## Given problem
Write out every entry exactly as it stands.

## Raw data
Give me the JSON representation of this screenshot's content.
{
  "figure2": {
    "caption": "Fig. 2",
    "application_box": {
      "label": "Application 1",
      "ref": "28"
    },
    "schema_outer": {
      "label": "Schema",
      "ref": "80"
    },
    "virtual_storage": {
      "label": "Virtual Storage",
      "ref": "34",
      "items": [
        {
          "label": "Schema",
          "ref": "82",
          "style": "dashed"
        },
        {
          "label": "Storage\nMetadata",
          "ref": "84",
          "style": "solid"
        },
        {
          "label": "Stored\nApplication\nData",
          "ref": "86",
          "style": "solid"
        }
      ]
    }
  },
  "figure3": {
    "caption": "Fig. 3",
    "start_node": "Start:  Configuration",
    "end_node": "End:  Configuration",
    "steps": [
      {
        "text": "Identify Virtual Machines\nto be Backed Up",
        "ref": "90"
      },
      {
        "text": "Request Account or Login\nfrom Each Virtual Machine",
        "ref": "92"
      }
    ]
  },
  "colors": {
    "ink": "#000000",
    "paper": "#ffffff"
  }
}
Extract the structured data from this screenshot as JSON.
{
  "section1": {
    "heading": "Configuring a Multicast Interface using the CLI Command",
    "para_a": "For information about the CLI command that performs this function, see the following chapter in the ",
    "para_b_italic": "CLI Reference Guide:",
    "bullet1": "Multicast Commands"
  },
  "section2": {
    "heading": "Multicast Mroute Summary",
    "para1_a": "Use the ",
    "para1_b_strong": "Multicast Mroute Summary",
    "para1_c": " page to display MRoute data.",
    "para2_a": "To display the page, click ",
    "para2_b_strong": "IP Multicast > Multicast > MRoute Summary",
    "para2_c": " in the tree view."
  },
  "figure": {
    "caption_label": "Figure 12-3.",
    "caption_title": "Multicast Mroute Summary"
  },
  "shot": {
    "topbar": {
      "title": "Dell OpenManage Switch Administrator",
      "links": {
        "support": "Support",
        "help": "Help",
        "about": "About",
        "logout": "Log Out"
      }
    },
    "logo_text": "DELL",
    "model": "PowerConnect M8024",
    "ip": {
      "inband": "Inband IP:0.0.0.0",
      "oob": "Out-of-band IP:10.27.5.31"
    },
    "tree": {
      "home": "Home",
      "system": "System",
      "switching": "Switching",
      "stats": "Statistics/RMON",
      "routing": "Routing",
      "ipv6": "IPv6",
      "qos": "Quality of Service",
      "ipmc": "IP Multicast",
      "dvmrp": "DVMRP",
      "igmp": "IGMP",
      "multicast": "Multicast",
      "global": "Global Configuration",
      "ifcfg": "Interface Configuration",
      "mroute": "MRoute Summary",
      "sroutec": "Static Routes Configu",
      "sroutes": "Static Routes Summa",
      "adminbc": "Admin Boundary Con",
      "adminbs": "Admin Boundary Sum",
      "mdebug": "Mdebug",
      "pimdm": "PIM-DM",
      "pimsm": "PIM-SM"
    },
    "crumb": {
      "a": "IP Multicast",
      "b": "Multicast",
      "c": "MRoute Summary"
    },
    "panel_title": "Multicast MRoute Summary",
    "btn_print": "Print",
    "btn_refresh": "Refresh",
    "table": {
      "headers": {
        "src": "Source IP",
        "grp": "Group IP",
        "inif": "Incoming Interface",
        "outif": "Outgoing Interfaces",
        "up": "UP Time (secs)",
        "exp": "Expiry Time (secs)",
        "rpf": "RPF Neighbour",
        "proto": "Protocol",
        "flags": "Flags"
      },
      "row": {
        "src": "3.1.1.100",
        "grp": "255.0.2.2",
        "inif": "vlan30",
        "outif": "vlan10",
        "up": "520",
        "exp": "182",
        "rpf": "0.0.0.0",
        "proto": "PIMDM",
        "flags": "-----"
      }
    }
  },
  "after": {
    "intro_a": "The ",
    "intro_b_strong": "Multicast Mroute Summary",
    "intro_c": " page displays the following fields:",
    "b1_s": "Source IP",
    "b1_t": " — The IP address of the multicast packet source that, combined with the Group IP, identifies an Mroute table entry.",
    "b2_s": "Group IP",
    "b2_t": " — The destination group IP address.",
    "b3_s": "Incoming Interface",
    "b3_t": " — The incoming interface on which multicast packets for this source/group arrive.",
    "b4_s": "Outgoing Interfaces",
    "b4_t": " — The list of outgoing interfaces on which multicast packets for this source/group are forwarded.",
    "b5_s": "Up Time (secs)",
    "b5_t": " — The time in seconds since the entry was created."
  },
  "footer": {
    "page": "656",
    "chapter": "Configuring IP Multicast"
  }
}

## Result for this task
Give me the JSON representation of this screenshot's content.
{
  "figure2": {
    "caption": "Fig. 2",
    "application_box": {
      "label": "Application 1",
      "ref": "28"
    },
    "schema_outer": {
      "label": "Schema",
      "ref": "80"
    },
    "virtual_storage": {
      "label": "Virtual Storage",
      "ref": "34",
      "items": [
        {
          "label": "Schema",
          "ref": "82",
          "style": "dashed"
        },
        {
          "label": "Storage\nMetadata",
          "ref": "84",
          "style": "solid"
        },
        {
          "label": "Stored\nApplication\nData",
          "ref": "86",
          "style": "solid"
        }
      ]
    }
  },
  "figure3": {
    "caption": "Fig. 3",
    "start_node": "Start:  Configuration",
    "end_node": "End:  Configuration",
    "steps": [
      {
        "text": "Identify Virtual Machines\nto be Backed Up",
        "ref": "90"
      },
      {
        "text": "Request Account or Login\nfrom Each Virtual Machine",
        "ref": "92"
      }
    ]
  },
  "colors": {
    "ink": "#000000",
    "paper": "#ffffff"
  }
}
Extract the structured data from this screenshot as JSON.
{
  "section1": {
    "heading": "Configuring a Multicast Interface using the CLI Command",
    "para_a": "For information about the CLI command that performs this function, see the following chapter in the ",
    "para_b_italic": "CLI Reference Guide:",
    "bullet1": "Multicast Commands"
  },
  "section2": {
    "heading": "Multicast Mroute Summary",
    "para1_a": "Use the ",
    "para1_b_strong": "Multicast Mroute Summary",
    "para1_c": " page to display MRoute data.",
    "para2_a": "To display the page, click ",
    "para2_b_strong": "IP Multicast > Multicast > MRoute Summary",
    "para2_c": " in the tree view."
  },
  "figure": {
    "caption_label": "Figure 12-3.",
    "caption_title": "Multicast Mroute Summary"
  },
  "shot": {
    "topbar": {
      "title": "Dell OpenManage Switch Administrator",
      "links": {
        "support": "Support",
        "help": "Help",
        "about": "About",
        "logout": "Log Out"
      }
    },
    "logo_text": "DELL",
    "model": "PowerConnect M8024",
    "ip": {
      "inband": "Inband IP:0.0.0.0",
      "oob": "Out-of-band IP:10.27.5.31"
    },
    "tree": {
      "home": "Home",
      "system": "System",
      "switching": "Switching",
      "stats": "Statistics/RMON",
      "routing": "Routing",
      "ipv6": "IPv6",
      "qos": "Quality of Service",
      "ipmc": "IP Multicast",
      "dvmrp": "DVMRP",
      "igmp": "IGMP",
      "multicast": "Multicast",
      "global": "Global Configuration",
      "ifcfg": "Interface Configuration",
      "mroute": "MRoute Summary",
      "sroutec": "Static Routes Configu",
      "sroutes": "Static Routes Summa",
      "adminbc": "Admin Boundary Con",
      "adminbs": "Admin Boundary Sum",
      "mdebug": "Mdebug",
      "pimdm": "PIM-DM",
      "pimsm": "PIM-SM"
    },
    "crumb": {
      "a": "IP Multicast",
      "b": "Multicast",
      "c": "MRoute Summary"
    },
    "panel_title": "Multicast MRoute Summary",
    "btn_print": "Print",
    "btn_refresh": "Refresh",
    "table": {
      "headers": {
        "src": "Source IP",
        "grp": "Group IP",
        "inif": "Incoming Interface",
        "outif": "Outgoing Interfaces",
        "up": "UP Time (secs)",
        "exp": "Expiry Time (secs)",
        "rpf": "RPF Neighbour",
        "proto": "Protocol",
        "flags": "Flags"
      },
      "row": {
        "src": "3.1.1.100",
        "grp": "255.0.2.2",
        "inif": "vlan30",
        "outif": "vlan10",
        "up": "520",
        "exp": "182",
        "rpf": "0.0.0.0",
        "proto": "PIMDM",
        "flags": "-----"
      }
    }
  },
  "after": {
    "intro_a": "The ",
    "intro_b_strong": "Multicast Mroute Summary",
    "intro_c": " page displays the following fields:",
    "b1_s": "Source IP",
    "b1_t": " — The IP address of the multicast packet source that, combined with the Group IP, identifies an Mroute table entry.",
    "b2_s": "Group IP",
    "b2_t": " — The destination group IP address.",
    "b3_s": "Incoming Interface",
    "b3_t": " — The incoming interface on which multicast packets for this source/group arrive.",
    "b4_s": "Outgoing Interfaces",
    "b4_t": " — The list of outgoing interfaces on which multicast packets for this source/group are forwarded.",
    "b5_s": "Up Time (secs)",
    "b5_t": " — The time in seconds since the entry was created."
  },
  "footer": {
    "page": "656",
    "chapter": "Configuring IP Multicast"
  }
}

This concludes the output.